▶ [Records provided]
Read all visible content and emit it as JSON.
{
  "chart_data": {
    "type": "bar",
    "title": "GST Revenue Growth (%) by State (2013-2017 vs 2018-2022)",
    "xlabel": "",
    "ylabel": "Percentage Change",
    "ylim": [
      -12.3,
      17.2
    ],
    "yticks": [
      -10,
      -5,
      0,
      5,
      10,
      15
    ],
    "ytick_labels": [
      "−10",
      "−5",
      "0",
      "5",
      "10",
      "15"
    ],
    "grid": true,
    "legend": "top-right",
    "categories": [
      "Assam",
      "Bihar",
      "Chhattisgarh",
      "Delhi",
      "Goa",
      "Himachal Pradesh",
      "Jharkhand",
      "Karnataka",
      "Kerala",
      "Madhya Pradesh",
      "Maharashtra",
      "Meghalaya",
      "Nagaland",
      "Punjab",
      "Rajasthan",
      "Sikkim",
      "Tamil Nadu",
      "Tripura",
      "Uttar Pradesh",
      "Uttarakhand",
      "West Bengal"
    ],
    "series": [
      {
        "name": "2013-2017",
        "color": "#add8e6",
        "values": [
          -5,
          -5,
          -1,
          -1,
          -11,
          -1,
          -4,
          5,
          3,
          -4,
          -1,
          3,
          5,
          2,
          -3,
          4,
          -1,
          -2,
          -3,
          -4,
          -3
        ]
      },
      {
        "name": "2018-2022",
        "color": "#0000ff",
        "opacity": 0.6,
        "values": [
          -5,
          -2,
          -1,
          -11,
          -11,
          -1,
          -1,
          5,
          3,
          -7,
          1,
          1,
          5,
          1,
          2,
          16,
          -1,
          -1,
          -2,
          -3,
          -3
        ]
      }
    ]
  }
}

▶ [Exercise brief]
Tally the lines of the data that contain the string "Pradesh" and report the total alone.

▶ [Problem solution]
3